_指示 1_
試合経過を記した抜粋本文から、「立ち上がろうとする山宮の足を」と「アンクルホールドにスイッチ。」の間を、両端の語句も含めて一字も変えずに抜き出しなさい。

_抜粋本文_

/---

慎重に握手を交わしてからお互いにフェイントを入れながら相対する。山宮のタックルをかわした伊藤は逆にタックルを仕掛けるが、山宮が切って猪木-アリの状態に。組み付いていって立ち上がった伊藤。一旦離れると伊藤がタックルからテイクダウン。
立ち上がろうとする山宮の足をつかんでグラウンドに引き込む伊藤だが、山宮は立ち上がって猪木-アリの体勢に。伊藤も立ち上がってスタンドになると、伊藤はタックルからバックを取る。またも猪木-アリの体勢からサイドを取った山宮。カメになる伊藤の脇腹に掌底を入れてからローリングクレイドルのような体勢となった山宮はニーロックへ。
伊藤もその状態から腕十字を狙ったが、足首を極められてしまいロープにエスケープ。組み付いていった伊藤だが、バックに回った山宮はもう一度ニーロックを狙う。これを押し潰した伊藤はサイドから腹固めへ。ここで山宮がロープエスケープ。
自らマットに座って足をかけた伊藤はアキレス腱固めへ。上体を起こして上になった山宮はヒザ十字固めへ。残り3分となり、伊藤は必死に防御すると逆にヒザ十字固めへ。しかし山宮はうまく立ち上がると掌底で伊藤をコーナーまで追い込んでドロップキック。かわした伊藤はアキレス腱固め。山宮もアキレス腱固めを仕掛けていくと、伊藤はアンクルホールドにスイッチ。
さらにお互いその体勢から掌底を相手の顔面に叩き込んでいく。残り1分となり、ガブりながら立ち上がった伊藤はフロントネックロックへ。首を抜いて掌底を振り落とした山宮はアキレス腱固め。さらに上体を起こして掌底を叩き込んだ山宮。伊藤も下から掌底を返すが、ここで時間切れのゴング。残りロストポイントが2-2のため引き分けに終わった。お互いに「もう1回」と言いながら握手を交わした。
第6試合
第4代ウェルター級キング・オブ・パンクラシストの和田と元世界ジュニアヘビー級王者・青木の対戦。和田はプロのリング復帰戦。両者は高校時代にレスリングで対戦して青木の3戦3勝。
まずはお互いに牽制のローキック。青木は片足タックルでテイクダウンを奪うと、サイドに回ってからガブっていく。逆に上になった和田はマウントにパスすると、挑発するように掌底。スイープして上になった青木はオーバーハンドの掌底を叩き込むが、和田は下から足関節を狙う。
青木も足関節を狙うが、和田は立ち上がる。和田は右ローから左ミドル。そしてタックルを仕掛けるが、ガブって潰した青木。クラッチして持ち上げようとした青木だが、和田はそれを許さず、ヒザ十字固めへ。上体を起こした青木は強引に逆片エビ固めを仕掛けるが、和田は回転しながら脱出。

\---

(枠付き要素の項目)

/---

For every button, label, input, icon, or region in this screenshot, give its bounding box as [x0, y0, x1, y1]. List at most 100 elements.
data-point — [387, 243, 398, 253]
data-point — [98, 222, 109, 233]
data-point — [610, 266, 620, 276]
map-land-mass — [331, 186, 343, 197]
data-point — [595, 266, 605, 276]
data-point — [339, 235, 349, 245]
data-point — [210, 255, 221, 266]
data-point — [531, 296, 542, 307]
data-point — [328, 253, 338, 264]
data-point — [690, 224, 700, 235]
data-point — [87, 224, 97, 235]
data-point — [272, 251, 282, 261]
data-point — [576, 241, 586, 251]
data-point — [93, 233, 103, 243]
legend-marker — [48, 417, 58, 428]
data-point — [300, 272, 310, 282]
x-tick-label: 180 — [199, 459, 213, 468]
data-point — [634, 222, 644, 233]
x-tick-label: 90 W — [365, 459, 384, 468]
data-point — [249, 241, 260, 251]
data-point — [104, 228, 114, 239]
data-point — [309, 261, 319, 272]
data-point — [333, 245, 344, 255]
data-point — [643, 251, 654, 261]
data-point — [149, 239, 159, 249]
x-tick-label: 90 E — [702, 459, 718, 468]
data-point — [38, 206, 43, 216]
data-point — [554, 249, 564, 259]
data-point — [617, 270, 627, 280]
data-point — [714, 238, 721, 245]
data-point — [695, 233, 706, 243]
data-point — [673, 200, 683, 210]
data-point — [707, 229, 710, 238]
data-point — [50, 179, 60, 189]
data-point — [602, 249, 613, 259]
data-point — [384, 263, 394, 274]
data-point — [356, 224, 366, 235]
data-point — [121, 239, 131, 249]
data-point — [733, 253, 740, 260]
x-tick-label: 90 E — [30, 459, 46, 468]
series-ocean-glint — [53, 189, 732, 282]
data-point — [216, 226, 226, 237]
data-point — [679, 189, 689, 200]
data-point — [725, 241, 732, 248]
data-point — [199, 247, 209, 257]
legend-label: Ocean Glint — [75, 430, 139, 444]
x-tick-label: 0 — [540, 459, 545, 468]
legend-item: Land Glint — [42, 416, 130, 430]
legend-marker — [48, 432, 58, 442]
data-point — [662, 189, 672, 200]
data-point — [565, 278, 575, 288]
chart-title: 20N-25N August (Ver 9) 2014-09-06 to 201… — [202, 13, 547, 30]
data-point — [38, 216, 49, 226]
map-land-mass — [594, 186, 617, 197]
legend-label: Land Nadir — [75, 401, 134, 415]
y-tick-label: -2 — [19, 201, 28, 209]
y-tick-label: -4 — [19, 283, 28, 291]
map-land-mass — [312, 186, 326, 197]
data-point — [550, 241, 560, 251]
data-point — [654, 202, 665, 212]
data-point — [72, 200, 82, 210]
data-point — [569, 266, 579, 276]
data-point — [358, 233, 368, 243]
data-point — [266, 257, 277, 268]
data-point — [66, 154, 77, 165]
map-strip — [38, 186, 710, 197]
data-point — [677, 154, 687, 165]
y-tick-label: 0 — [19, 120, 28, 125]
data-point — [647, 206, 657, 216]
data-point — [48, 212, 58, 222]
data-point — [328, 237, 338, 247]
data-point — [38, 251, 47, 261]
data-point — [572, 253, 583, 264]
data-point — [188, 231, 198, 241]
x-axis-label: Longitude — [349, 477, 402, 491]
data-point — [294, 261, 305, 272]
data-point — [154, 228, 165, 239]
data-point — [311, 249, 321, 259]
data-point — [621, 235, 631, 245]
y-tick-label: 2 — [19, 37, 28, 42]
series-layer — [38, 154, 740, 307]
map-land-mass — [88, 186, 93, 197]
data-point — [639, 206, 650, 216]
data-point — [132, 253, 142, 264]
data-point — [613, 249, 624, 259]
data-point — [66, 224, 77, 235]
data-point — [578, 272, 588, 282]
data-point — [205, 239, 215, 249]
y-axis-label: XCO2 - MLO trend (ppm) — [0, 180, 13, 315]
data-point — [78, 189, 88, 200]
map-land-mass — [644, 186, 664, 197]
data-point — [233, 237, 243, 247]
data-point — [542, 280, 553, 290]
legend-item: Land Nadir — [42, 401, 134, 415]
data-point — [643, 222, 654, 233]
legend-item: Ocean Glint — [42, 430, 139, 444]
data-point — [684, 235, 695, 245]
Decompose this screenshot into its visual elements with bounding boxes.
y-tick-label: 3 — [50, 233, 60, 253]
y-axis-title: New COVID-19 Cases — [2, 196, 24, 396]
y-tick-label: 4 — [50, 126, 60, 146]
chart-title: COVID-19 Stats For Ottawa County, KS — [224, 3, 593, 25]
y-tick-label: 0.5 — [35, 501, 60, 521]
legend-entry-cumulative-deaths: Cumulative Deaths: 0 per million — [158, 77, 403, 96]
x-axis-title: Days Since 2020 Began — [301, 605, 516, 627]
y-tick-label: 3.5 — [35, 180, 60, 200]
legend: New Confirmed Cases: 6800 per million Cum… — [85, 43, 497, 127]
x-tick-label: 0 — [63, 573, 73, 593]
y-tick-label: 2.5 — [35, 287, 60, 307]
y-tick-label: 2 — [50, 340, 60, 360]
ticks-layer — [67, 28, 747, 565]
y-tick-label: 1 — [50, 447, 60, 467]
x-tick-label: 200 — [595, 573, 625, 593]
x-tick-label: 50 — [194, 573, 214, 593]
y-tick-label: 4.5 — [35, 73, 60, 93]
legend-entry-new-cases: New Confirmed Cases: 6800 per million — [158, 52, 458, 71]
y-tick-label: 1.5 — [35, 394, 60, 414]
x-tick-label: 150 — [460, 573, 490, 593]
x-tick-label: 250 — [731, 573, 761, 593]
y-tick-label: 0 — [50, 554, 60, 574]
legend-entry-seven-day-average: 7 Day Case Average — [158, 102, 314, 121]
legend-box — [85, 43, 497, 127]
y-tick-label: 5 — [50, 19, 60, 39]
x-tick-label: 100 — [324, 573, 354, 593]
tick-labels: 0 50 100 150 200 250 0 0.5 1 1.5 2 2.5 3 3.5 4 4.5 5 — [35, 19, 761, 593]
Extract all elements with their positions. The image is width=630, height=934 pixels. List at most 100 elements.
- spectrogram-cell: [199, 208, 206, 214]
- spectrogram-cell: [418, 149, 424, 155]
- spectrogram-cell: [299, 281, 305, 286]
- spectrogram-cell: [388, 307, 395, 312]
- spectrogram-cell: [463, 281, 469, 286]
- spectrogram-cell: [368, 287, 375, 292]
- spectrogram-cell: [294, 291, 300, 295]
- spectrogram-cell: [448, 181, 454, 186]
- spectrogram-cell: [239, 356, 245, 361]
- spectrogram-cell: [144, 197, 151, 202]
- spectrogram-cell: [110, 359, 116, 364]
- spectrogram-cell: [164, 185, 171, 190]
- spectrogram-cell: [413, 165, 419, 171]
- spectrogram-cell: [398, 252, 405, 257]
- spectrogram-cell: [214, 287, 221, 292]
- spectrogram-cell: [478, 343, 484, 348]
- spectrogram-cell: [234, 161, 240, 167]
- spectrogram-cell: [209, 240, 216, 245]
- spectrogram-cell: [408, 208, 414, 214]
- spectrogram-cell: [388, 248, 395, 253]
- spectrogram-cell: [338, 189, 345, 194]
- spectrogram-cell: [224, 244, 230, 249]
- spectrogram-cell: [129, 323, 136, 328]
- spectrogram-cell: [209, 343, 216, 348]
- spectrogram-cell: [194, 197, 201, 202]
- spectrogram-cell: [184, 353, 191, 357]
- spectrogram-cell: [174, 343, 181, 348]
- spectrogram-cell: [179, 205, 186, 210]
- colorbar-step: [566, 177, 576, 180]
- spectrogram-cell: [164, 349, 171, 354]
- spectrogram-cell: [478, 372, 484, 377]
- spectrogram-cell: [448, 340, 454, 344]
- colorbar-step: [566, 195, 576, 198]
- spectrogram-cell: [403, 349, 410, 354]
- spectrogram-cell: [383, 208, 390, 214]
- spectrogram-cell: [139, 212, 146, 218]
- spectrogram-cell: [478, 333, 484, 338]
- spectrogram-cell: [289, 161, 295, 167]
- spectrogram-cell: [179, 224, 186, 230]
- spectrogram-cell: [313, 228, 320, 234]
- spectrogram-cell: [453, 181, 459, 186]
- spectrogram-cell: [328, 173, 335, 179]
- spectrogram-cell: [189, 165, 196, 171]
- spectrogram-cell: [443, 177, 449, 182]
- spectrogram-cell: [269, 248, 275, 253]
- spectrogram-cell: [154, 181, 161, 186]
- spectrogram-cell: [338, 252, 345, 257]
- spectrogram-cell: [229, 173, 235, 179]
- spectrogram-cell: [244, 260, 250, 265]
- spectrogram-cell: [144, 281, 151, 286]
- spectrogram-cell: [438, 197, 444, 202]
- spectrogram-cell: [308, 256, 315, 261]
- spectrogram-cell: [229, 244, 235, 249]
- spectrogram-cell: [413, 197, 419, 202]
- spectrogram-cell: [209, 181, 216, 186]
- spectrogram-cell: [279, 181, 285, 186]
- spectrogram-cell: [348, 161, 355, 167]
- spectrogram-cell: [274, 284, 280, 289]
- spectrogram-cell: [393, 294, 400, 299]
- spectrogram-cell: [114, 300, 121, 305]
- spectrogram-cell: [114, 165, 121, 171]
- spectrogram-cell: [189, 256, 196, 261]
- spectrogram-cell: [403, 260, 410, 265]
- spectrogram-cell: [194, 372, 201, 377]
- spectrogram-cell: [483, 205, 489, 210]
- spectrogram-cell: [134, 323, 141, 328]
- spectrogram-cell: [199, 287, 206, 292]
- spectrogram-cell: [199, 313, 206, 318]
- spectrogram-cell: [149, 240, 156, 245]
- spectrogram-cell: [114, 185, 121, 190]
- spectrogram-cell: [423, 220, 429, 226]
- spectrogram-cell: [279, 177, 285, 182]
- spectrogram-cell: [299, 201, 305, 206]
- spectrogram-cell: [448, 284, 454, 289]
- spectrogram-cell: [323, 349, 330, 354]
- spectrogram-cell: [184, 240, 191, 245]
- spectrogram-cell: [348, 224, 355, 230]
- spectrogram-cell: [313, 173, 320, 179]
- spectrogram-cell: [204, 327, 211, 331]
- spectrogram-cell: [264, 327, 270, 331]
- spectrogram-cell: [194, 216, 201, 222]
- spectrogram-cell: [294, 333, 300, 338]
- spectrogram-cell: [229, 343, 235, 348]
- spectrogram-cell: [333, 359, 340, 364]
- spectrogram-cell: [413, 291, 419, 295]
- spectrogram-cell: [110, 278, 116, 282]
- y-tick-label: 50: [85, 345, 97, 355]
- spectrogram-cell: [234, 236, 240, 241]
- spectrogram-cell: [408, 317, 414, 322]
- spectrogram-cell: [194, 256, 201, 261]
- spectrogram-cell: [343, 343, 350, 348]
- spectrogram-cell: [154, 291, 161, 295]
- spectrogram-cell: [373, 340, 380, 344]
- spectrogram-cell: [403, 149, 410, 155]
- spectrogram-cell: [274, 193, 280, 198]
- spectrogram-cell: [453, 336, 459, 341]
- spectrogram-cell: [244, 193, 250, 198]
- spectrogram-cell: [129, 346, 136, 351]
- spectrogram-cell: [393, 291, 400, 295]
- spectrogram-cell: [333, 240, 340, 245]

\---

_指示 2_
記録データの項目について、先頭の行から「data-point — [384, 263, 394, 274]」を含む行までの各行を両端を含めて取り出し、空行は除いて、1行を1つの文字列とするJSONリストに変換しなさい。

_回答 1_
立ち上がろうとする山宮の足をつかんでグラウンドに引き込む伊藤だが、山宮は立ち上がって猪木-アリの体勢に。伊藤も立ち上がってスタンドになると、伊藤はタックルからバックを取る。またも猪木-アリの体勢からサイドを取った山宮。カメになる伊藤の脇腹に掌底を入れてからローリングクレイドルのような体勢となった山宮はニーロックへ。
伊藤もその状態から腕十字を狙ったが、足首を極められてしまいロープにエスケープ。組み付いていった伊藤だが、バックに回った山宮はもう一度ニーロックを狙う。これを押し潰した伊藤はサイドから腹固めへ。ここで山宮がロープエスケープ。
自らマットに座って足をかけた伊藤はアキレス腱固めへ。上体を起こして上になった山宮はヒザ十字固めへ。残り3分となり、伊藤は必死に防御すると逆にヒザ十字固めへ。しかし山宮はうまく立ち上がると掌底で伊藤をコーナーまで追い込んでドロップキック。かわした伊藤はアキレス腱固め。山宮もアキレス腱固めを仕掛けていくと、伊藤はアンクルホールドにスイッチ。

_回答 2_
[
  "For every button, label, input, icon, or region in this screenshot, give its bounding box as [x0, y0, x1, y1]. List at most 100 elements.",
  "data-point — [387, 243, 398, 253]",
  "data-point — [98, 222, 109, 233]",
  "data-point — [610, 266, 620, 276]",
  "map-land-mass — [331, 186, 343, 197]",
  "data-point — [595, 266, 605, 276]",
  "data-point — [339, 235, 349, 245]",
  "data-point — [210, 255, 221, 266]",
  "data-point — [531, 296, 542, 307]",
  "data-point — [328, 253, 338, 264]",
  "data-point — [690, 224, 700, 235]",
  "data-point — [87, 224, 97, 235]",
  "data-point — [272, 251, 282, 261]",
  "data-point — [576, 241, 586, 251]",
  "data-point — [93, 233, 103, 243]",
  "legend-marker — [48, 417, 58, 428]",
  "data-point — [300, 272, 310, 282]",
  "x-tick-label: 180 — [199, 459, 213, 468]",
  "data-point — [634, 222, 644, 233]",
  "x-tick-label: 90 W — [365, 459, 384, 468]",
  "data-point — [249, 241, 260, 251]",
  "data-point — [104, 228, 114, 239]",
  "data-point — [309, 261, 319, 272]",
  "data-point — [333, 245, 344, 255]",
  "data-point — [643, 251, 654, 261]",
  "data-point — [149, 239, 159, 249]",
  "x-tick-label: 90 E — [702, 459, 718, 468]",
  "data-point — [38, 206, 43, 216]",
  "data-point — [554, 249, 564, 259]",
  "data-point — [617, 270, 627, 280]",
  "data-point — [714, 238, 721, 245]",
  "data-point — [695, 233, 706, 243]",
  "data-point — [673, 200, 683, 210]",
  "data-point — [707, 229, 710, 238]",
  "data-point — [50, 179, 60, 189]",
  "data-point — [602, 249, 613, 259]",
  "data-point — [384, 263, 394, 274]"
]